## Written problem
Write out the listing below exactly, and omit any images you find in it.

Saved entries
☆ ☆ ☆
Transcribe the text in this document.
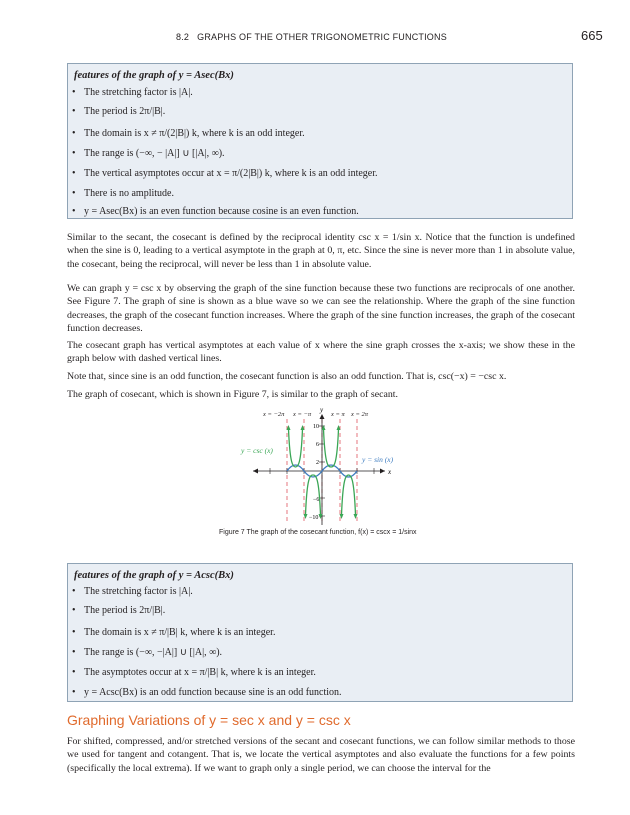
8.2 GRAPHS OF THE OTHER TRIGONOMETRIC FUNCTIONS	665
features of the graph of y = Asec(Bx)
• The stretching factor is |A|.
• The period is 2π/|B|.
• The domain is x ≠ π/(2|B|) k, where k is an odd integer.
• The range is (−∞, − |A|] ∪ [|A|, ∞).
• The vertical asymptotes occur at x = π/(2|B|) k, where k is an odd integer.
• There is no amplitude.
• y = Asec(Bx) is an even function because cosine is an even function.

Similar to the secant, the cosecant is defined by the reciprocal identity csc x = 1/sin x. Notice that the function is undefined when the sine is 0, leading to a vertical asymptote in the graph at 0, π, etc. Since the sine is never more than 1 in absolute value, the cosecant, being the reciprocal, will never be less than 1 in absolute value.

We can graph y = csc x by observing the graph of the sine function because these two functions are reciprocals of one another. See Figure 7. The graph of sine is shown as a blue wave so we can see the relationship. Where the graph of the sine function decreases, the graph of the cosecant function increases. Where the graph of the sine function increases, the graph of the cosecant function decreases.

The cosecant graph has vertical asymptotes at each value of x where the sine graph crosses the x-axis; we show these in the graph below with dashed vertical lines.

Note that, since sine is an odd function, the cosecant function is also an odd function. That is, csc(−x) = −csc x.

The graph of cosecant, which is shown in Figure 7, is similar to the graph of secant.

x = −2π x = −π	x = π x = 2π
y
x
10
6
2
−6
−10
y = csc (x)
y = sin (x)
Figure 7 The graph of the cosecant function, f(x) = cscx = 1/sinx
features of the graph of y = Acsc(Bx)
• The stretching factor is |A|.
• The period is 2π/|B|.
• The domain is x ≠ π/|B| k, where k is an integer.
• The range is (−∞, −|A|] ∪ [|A|, ∞).
• The asymptotes occur at x = π/|B| k, where k is an integer.
• y = Acsc(Bx) is an odd function because sine is an odd function.
Graphing Variations of y = sec x and y = csc x

For shifted, compressed, and/or stretched versions of the secant and cosecant functions, we can follow similar methods to those we used for tangent and cotangent. That is, we locate the vertical asymptotes and also evaluate the functions for a few points (specifically the local extrema). If we want to graph only a single period, we can choose the interval for the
☆ ☆ ☆
## The answer
Transcribe the text in this document.
8.2 GRAPHS OF THE OTHER TRIGONOMETRIC FUNCTIONS	665
features of the graph of y = Asec(Bx)
• The stretching factor is |A|.
• The period is 2π/|B|.
• The domain is x ≠ π/(2|B|) k, where k is an odd integer.
• The range is (−∞, − |A|] ∪ [|A|, ∞).
• The vertical asymptotes occur at x = π/(2|B|) k, where k is an odd integer.
• There is no amplitude.
• y = Asec(Bx) is an even function because cosine is an even function.

Similar to the secant, the cosecant is defined by the reciprocal identity csc x = 1/sin x. Notice that the function is undefined when the sine is 0, leading to a vertical asymptote in the graph at 0, π, etc. Since the sine is never more than 1 in absolute value, the cosecant, being the reciprocal, will never be less than 1 in absolute value.

We can graph y = csc x by observing the graph of the sine function because these two functions are reciprocals of one another. See Figure 7. The graph of sine is shown as a blue wave so we can see the relationship. Where the graph of the sine function decreases, the graph of the cosecant function increases. Where the graph of the sine function increases, the graph of the cosecant function decreases.

The cosecant graph has vertical asymptotes at each value of x where the sine graph crosses the x-axis; we show these in the graph below with dashed vertical lines.

Note that, since sine is an odd function, the cosecant function is also an odd function. That is, csc(−x) = −csc x.

The graph of cosecant, which is shown in Figure 7, is similar to the graph of secant.

x = −2π x = −π	x = π x = 2π
y
x
10
6
2
−6
−10
y = csc (x)
y = sin (x)
Figure 7 The graph of the cosecant function, f(x) = cscx = 1/sinx
features of the graph of y = Acsc(Bx)
• The stretching factor is |A|.
• The period is 2π/|B|.
• The domain is x ≠ π/|B| k, where k is an integer.
• The range is (−∞, −|A|] ∪ [|A|, ∞).
• The asymptotes occur at x = π/|B| k, where k is an integer.
• y = Acsc(Bx) is an odd function because sine is an odd function.
Graphing Variations of y = sec x and y = csc x

For shifted, compressed, and/or stretched versions of the secant and cosecant functions, we can follow similar methods to those we used for tangent and cotangent. That is, we locate the vertical asymptotes and also evaluate the functions for a few points (specifically the local extrema). If we want to graph only a single period, we can choose the interval for the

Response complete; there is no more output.